(Stored items)
------------------------------------------------------------------------
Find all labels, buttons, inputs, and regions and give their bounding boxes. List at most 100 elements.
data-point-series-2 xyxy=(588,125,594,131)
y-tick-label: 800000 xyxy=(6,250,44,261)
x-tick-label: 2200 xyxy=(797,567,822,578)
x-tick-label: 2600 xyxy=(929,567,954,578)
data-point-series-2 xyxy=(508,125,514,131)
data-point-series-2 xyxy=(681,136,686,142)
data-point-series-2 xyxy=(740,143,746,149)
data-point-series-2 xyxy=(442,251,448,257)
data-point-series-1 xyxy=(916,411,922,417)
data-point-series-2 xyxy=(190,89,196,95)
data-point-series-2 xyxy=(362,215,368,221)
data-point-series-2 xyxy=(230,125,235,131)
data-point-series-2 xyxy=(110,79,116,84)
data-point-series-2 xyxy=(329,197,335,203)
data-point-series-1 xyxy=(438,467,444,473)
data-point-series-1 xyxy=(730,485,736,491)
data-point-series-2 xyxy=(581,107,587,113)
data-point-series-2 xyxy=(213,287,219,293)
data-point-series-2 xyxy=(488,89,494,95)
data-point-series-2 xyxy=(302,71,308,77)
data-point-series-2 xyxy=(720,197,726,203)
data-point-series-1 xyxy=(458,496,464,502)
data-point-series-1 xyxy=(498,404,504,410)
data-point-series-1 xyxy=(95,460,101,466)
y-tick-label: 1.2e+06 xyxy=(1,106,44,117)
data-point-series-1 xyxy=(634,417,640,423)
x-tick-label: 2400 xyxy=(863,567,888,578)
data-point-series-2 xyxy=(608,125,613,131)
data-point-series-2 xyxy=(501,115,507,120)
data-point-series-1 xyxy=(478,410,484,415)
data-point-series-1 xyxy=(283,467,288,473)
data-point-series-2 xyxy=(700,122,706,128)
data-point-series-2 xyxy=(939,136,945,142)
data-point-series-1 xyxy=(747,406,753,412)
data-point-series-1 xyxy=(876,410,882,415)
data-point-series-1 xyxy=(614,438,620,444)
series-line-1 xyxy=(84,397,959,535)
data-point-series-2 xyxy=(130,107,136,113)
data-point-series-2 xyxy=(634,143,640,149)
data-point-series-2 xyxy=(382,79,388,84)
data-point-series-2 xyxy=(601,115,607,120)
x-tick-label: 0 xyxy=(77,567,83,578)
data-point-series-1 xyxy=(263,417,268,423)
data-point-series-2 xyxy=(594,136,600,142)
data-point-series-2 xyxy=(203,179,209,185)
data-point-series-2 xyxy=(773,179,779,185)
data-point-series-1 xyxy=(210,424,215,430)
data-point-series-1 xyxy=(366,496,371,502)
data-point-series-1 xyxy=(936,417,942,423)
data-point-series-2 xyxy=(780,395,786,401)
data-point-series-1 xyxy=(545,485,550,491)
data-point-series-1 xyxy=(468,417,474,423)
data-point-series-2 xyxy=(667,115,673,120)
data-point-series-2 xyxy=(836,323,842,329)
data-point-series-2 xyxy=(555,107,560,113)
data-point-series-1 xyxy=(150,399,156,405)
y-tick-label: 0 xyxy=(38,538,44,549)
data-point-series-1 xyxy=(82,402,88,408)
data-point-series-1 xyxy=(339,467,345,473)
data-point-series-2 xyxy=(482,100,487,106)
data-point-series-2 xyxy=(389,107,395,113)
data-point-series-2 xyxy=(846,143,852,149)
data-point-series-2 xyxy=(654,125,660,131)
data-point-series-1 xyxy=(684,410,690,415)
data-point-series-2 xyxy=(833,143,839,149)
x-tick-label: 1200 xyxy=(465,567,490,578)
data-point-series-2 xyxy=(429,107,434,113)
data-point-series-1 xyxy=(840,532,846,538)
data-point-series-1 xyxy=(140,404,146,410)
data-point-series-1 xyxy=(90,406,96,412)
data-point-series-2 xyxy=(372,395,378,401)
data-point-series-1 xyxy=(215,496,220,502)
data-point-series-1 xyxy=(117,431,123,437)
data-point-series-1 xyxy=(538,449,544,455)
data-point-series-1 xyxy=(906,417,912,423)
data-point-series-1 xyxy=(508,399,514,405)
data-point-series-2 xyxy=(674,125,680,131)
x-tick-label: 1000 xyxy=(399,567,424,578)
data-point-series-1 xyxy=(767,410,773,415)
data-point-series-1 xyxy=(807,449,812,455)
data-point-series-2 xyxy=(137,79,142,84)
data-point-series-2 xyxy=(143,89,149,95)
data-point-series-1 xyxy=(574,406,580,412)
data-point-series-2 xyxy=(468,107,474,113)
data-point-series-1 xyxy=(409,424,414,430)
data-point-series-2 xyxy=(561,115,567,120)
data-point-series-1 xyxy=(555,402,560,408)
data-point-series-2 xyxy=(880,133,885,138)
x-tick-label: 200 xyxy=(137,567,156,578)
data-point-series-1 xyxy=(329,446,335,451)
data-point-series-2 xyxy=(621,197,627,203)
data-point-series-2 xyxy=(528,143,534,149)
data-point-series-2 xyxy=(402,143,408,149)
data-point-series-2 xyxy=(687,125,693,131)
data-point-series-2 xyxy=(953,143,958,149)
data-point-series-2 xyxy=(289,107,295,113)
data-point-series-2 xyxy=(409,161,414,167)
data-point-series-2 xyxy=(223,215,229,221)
------------------------------------------------------------------------
* [Aim]: Print all of the rows above word for word, keeping their original order.

* [Response to the task]:
Find all labels, buttons, inputs, and regions and give their bounding boxes. List at most 100 elements.
data-point-series-2 xyxy=(588,125,594,131)
y-tick-label: 800000 xyxy=(6,250,44,261)
x-tick-label: 2200 xyxy=(797,567,822,578)
x-tick-label: 2600 xyxy=(929,567,954,578)
data-point-series-2 xyxy=(508,125,514,131)
data-point-series-2 xyxy=(681,136,686,142)
data-point-series-2 xyxy=(740,143,746,149)
data-point-series-2 xyxy=(442,251,448,257)
data-point-series-1 xyxy=(916,411,922,417)
data-point-series-2 xyxy=(190,89,196,95)
data-point-series-2 xyxy=(362,215,368,221)
data-point-series-2 xyxy=(230,125,235,131)
data-point-series-2 xyxy=(110,79,116,84)
data-point-series-2 xyxy=(329,197,335,203)
data-point-series-1 xyxy=(438,467,444,473)
data-point-series-1 xyxy=(730,485,736,491)
data-point-series-2 xyxy=(581,107,587,113)
data-point-series-2 xyxy=(213,287,219,293)
data-point-series-2 xyxy=(488,89,494,95)
data-point-series-2 xyxy=(302,71,308,77)
data-point-series-2 xyxy=(720,197,726,203)
data-point-series-1 xyxy=(458,496,464,502)
data-point-series-1 xyxy=(498,404,504,410)
data-point-series-1 xyxy=(95,460,101,466)
y-tick-label: 1.2e+06 xyxy=(1,106,44,117)
data-point-series-1 xyxy=(634,417,640,423)
x-tick-label: 2400 xyxy=(863,567,888,578)
data-point-series-2 xyxy=(608,125,613,131)
data-point-series-2 xyxy=(501,115,507,120)
data-point-series-1 xyxy=(478,410,484,415)
data-point-series-1 xyxy=(283,467,288,473)
data-point-series-2 xyxy=(700,122,706,128)
data-point-series-2 xyxy=(939,136,945,142)
data-point-series-1 xyxy=(747,406,753,412)
data-point-series-1 xyxy=(876,410,882,415)
data-point-series-1 xyxy=(614,438,620,444)
series-line-1 xyxy=(84,397,959,535)
data-point-series-2 xyxy=(130,107,136,113)
data-point-series-2 xyxy=(634,143,640,149)
data-point-series-2 xyxy=(382,79,388,84)
data-point-series-2 xyxy=(601,115,607,120)
x-tick-label: 0 xyxy=(77,567,83,578)
data-point-series-1 xyxy=(263,417,268,423)
data-point-series-2 xyxy=(594,136,600,142)
data-point-series-2 xyxy=(203,179,209,185)
data-point-series-2 xyxy=(773,179,779,185)
data-point-series-1 xyxy=(210,424,215,430)
data-point-series-1 xyxy=(366,496,371,502)
data-point-series-1 xyxy=(936,417,942,423)
data-point-series-2 xyxy=(780,395,786,401)
data-point-series-1 xyxy=(545,485,550,491)
data-point-series-1 xyxy=(468,417,474,423)
data-point-series-2 xyxy=(667,115,673,120)
data-point-series-2 xyxy=(836,323,842,329)
data-point-series-2 xyxy=(555,107,560,113)
data-point-series-1 xyxy=(150,399,156,405)
y-tick-label: 0 xyxy=(38,538,44,549)
data-point-series-1 xyxy=(82,402,88,408)
data-point-series-1 xyxy=(339,467,345,473)
data-point-series-2 xyxy=(482,100,487,106)
data-point-series-2 xyxy=(389,107,395,113)
data-point-series-2 xyxy=(846,143,852,149)
data-point-series-2 xyxy=(654,125,660,131)
data-point-series-1 xyxy=(684,410,690,415)
data-point-series-2 xyxy=(833,143,839,149)
x-tick-label: 1200 xyxy=(465,567,490,578)
data-point-series-2 xyxy=(429,107,434,113)
data-point-series-1 xyxy=(840,532,846,538)
data-point-series-1 xyxy=(140,404,146,410)
data-point-series-1 xyxy=(90,406,96,412)
data-point-series-2 xyxy=(372,395,378,401)
data-point-series-1 xyxy=(215,496,220,502)
data-point-series-1 xyxy=(117,431,123,437)
data-point-series-1 xyxy=(538,449,544,455)
data-point-series-1 xyxy=(906,417,912,423)
data-point-series-1 xyxy=(508,399,514,405)
data-point-series-2 xyxy=(674,125,680,131)
x-tick-label: 1000 xyxy=(399,567,424,578)
data-point-series-1 xyxy=(767,410,773,415)
data-point-series-1 xyxy=(807,449,812,455)
data-point-series-2 xyxy=(137,79,142,84)
data-point-series-2 xyxy=(143,89,149,95)
data-point-series-1 xyxy=(574,406,580,412)
data-point-series-2 xyxy=(468,107,474,113)
data-point-series-1 xyxy=(409,424,414,430)
data-point-series-2 xyxy=(561,115,567,120)
data-point-series-1 xyxy=(555,402,560,408)
data-point-series-2 xyxy=(880,133,885,138)
x-tick-label: 200 xyxy=(137,567,156,578)
data-point-series-1 xyxy=(329,446,335,451)
data-point-series-2 xyxy=(621,197,627,203)
data-point-series-2 xyxy=(528,143,534,149)
data-point-series-2 xyxy=(402,143,408,149)
data-point-series-2 xyxy=(687,125,693,131)
data-point-series-2 xyxy=(953,143,958,149)
data-point-series-2 xyxy=(289,107,295,113)
data-point-series-2 xyxy=(409,161,414,167)
data-point-series-2 xyxy=(223,215,229,221)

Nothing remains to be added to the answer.